_EXCERPTED RECORDS_.

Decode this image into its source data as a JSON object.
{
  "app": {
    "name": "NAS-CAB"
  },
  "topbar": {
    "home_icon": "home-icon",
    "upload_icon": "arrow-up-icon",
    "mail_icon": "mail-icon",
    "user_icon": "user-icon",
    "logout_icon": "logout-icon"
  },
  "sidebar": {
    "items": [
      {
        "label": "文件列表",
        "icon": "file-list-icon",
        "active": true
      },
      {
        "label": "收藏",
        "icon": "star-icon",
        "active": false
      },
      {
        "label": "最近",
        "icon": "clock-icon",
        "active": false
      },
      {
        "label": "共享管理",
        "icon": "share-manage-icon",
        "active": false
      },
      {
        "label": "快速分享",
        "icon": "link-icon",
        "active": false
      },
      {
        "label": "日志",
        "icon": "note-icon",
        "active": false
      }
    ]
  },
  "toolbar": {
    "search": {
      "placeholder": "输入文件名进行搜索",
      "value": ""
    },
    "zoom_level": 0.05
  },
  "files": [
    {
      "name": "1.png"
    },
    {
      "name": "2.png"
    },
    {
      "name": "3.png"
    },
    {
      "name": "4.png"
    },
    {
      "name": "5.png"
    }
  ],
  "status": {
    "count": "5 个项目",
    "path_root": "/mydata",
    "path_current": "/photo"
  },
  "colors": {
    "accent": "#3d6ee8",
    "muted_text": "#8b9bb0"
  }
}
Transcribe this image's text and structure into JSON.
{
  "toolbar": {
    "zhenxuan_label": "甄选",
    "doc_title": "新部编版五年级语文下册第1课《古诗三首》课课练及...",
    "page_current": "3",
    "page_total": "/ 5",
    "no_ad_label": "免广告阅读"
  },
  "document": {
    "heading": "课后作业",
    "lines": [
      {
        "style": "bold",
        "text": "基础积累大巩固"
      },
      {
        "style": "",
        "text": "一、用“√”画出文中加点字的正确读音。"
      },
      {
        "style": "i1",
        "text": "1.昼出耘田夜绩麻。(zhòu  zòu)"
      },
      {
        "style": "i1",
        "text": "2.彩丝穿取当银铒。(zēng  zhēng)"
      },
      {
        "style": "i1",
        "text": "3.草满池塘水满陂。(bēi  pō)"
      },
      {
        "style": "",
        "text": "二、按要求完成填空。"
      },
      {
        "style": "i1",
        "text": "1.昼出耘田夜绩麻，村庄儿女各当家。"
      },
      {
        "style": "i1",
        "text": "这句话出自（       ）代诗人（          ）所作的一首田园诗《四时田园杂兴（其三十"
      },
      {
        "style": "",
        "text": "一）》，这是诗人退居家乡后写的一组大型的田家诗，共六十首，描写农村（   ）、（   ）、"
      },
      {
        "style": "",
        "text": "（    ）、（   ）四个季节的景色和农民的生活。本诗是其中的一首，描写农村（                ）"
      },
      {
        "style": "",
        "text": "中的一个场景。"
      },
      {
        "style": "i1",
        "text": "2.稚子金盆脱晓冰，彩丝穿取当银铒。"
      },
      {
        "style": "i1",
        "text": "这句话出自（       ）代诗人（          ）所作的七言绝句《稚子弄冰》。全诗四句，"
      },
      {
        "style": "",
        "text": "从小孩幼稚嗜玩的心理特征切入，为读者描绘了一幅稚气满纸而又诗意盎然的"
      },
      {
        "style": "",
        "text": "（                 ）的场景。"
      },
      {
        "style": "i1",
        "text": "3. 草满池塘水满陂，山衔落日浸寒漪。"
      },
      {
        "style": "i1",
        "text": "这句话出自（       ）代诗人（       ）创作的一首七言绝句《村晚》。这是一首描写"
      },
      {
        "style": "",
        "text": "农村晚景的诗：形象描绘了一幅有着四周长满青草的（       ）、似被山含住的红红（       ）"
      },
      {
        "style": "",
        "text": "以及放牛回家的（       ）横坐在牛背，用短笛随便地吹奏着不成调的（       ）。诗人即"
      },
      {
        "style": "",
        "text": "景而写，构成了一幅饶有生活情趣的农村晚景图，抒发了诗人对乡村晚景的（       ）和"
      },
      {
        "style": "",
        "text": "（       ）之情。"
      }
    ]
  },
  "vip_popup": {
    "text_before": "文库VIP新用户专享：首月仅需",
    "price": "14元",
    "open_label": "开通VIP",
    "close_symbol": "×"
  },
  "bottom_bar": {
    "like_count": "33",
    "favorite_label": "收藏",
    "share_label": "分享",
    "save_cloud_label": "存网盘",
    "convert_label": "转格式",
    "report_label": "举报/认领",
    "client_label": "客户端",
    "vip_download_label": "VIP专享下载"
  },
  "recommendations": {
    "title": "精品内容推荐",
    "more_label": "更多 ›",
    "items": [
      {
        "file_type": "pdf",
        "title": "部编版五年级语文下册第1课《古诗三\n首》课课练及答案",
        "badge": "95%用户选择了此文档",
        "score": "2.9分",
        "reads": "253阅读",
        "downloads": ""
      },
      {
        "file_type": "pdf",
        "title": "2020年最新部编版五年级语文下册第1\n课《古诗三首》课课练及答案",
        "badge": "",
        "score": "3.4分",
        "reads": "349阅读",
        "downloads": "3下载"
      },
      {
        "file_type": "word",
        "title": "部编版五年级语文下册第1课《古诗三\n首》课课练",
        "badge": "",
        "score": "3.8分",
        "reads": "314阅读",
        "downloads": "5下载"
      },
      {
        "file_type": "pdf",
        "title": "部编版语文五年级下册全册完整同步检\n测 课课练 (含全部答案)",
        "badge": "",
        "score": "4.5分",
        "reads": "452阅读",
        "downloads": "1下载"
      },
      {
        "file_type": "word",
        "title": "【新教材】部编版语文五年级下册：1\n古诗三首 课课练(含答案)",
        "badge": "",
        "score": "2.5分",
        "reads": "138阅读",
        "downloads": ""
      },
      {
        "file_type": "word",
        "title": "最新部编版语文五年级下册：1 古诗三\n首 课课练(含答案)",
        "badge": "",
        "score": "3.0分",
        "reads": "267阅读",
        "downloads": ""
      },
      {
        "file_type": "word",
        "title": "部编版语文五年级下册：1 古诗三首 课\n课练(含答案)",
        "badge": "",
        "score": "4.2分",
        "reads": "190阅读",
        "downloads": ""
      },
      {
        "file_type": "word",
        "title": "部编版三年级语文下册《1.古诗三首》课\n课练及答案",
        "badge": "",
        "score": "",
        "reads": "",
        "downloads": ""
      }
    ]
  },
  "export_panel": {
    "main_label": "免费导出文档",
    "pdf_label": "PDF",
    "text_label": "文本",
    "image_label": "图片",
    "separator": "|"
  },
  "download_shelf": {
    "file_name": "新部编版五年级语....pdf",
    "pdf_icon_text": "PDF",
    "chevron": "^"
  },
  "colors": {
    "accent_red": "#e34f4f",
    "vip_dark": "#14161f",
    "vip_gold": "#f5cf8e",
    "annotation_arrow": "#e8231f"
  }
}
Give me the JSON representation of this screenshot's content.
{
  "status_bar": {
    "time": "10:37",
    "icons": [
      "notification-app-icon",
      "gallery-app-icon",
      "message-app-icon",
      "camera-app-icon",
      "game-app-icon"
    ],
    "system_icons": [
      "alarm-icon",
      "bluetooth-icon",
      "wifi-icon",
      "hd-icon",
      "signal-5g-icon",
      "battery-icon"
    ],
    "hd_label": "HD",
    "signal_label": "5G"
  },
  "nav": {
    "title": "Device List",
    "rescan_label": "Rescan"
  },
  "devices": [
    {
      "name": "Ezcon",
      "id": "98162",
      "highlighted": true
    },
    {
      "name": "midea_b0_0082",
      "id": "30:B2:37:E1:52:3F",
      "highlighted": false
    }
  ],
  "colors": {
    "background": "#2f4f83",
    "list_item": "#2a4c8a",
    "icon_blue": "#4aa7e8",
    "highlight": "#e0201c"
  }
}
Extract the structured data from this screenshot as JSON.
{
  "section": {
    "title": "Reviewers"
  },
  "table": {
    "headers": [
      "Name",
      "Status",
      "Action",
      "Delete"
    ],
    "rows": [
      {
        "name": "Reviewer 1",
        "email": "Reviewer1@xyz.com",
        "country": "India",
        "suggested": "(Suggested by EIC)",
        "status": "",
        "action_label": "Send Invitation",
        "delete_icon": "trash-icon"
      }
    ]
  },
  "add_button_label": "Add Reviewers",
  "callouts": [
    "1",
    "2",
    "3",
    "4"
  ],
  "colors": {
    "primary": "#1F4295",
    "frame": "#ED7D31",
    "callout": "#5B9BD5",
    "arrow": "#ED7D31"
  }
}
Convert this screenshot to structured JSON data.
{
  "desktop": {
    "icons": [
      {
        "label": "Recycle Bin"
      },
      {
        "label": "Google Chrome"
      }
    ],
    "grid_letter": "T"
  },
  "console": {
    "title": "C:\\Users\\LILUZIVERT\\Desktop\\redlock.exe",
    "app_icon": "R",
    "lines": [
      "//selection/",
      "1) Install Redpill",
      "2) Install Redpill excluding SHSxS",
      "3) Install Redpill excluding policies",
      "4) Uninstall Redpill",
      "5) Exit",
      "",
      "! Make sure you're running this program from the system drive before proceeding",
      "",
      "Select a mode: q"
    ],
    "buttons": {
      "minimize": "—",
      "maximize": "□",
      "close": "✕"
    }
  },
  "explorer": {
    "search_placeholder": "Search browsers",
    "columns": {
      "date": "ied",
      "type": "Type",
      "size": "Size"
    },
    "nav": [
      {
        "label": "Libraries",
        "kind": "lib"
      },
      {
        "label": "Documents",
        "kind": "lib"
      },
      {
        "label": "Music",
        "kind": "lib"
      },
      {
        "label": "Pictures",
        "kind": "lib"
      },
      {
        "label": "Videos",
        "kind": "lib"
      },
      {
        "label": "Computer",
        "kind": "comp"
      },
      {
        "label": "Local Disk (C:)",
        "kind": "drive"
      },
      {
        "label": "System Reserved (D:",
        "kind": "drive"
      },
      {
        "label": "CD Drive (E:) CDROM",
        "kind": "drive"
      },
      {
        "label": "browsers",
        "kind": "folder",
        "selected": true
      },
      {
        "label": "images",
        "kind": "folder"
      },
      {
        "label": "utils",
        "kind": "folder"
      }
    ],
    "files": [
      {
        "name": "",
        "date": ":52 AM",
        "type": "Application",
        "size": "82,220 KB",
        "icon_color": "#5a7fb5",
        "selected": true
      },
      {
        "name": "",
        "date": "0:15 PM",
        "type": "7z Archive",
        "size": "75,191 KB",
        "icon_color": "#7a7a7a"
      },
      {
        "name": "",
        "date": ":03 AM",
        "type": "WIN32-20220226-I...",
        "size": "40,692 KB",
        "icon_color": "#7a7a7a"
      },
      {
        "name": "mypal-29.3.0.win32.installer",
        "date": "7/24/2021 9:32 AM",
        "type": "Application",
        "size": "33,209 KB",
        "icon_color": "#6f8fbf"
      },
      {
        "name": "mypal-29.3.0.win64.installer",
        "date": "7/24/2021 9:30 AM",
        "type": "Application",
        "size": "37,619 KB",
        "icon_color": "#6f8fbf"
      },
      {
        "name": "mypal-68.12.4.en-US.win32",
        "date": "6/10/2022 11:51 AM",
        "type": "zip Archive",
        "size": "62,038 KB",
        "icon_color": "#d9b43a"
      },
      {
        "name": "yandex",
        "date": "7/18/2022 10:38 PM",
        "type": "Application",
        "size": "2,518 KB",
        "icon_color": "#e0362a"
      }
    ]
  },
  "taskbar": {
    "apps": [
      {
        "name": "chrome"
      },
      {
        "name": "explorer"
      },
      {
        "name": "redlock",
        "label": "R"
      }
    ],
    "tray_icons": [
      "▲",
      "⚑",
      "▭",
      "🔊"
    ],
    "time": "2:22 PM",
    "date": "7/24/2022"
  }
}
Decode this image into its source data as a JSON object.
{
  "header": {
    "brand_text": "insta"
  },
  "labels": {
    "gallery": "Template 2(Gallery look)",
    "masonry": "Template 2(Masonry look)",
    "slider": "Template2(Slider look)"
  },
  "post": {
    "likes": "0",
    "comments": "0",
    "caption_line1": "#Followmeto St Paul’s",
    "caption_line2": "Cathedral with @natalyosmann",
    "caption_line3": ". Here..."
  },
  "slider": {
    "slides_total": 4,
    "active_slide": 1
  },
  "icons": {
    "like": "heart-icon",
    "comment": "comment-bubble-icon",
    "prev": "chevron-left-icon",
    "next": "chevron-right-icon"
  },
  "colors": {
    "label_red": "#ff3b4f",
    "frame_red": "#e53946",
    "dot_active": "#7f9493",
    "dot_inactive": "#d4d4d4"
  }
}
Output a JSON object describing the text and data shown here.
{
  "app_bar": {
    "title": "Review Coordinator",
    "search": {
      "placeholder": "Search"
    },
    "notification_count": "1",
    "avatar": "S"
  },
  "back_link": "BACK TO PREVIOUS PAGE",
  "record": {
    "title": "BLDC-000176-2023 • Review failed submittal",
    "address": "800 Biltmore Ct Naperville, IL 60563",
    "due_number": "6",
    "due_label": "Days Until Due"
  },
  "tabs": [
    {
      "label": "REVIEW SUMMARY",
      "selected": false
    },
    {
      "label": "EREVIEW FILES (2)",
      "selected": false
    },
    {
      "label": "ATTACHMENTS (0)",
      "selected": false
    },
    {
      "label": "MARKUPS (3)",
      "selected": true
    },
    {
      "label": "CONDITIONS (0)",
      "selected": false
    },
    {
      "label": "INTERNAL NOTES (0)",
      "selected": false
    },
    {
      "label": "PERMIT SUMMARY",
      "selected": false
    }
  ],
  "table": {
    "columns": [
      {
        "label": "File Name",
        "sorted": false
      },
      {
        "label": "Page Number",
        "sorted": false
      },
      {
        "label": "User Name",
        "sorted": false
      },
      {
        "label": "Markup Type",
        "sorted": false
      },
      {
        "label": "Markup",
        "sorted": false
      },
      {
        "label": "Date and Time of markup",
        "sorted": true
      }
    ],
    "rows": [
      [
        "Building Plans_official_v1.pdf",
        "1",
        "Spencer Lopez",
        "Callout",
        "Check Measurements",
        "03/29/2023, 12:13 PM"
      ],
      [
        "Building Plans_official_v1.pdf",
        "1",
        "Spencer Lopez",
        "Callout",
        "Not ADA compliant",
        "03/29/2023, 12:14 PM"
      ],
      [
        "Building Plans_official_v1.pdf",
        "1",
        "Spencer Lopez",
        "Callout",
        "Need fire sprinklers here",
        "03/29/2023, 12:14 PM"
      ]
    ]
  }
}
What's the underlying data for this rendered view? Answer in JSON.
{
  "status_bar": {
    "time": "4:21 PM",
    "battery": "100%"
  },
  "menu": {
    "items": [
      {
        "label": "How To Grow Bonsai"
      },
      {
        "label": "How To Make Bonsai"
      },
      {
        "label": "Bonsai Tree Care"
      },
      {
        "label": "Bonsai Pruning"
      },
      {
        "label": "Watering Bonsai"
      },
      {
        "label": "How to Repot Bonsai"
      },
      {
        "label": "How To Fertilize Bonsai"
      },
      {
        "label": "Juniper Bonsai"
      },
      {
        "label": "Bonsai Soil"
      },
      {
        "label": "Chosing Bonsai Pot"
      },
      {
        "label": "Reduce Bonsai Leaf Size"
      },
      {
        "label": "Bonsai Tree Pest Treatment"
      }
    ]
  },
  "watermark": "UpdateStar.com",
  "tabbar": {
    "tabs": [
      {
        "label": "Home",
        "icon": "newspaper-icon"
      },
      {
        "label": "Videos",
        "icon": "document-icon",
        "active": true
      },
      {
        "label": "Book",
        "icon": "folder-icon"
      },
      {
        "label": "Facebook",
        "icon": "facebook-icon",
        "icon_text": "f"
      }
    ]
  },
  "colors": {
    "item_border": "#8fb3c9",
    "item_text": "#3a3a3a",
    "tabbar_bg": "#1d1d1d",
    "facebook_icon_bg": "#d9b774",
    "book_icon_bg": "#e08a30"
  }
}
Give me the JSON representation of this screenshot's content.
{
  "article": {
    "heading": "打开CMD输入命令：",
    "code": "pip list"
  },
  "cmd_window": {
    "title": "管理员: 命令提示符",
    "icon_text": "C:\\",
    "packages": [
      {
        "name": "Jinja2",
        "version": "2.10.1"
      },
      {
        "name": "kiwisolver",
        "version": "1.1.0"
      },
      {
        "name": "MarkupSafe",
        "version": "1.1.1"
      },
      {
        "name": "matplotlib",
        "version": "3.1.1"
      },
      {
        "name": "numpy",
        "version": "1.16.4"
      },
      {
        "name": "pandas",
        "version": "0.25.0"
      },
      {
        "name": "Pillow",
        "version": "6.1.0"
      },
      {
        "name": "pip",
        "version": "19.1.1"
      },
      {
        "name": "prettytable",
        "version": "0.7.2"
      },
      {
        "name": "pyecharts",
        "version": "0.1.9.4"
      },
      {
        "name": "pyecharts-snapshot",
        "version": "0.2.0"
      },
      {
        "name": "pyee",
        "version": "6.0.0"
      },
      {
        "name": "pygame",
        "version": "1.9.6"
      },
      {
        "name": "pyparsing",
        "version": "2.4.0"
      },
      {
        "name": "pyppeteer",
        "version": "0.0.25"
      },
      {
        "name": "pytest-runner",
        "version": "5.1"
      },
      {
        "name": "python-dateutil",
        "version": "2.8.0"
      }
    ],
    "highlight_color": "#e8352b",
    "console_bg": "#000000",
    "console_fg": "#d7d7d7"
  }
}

_AIM OF THE EXERCISE_.
Report how many lines in the records above contain the word "草满池塘水满陂", giving only the number.

_EXERCISE RESPONSE_.
2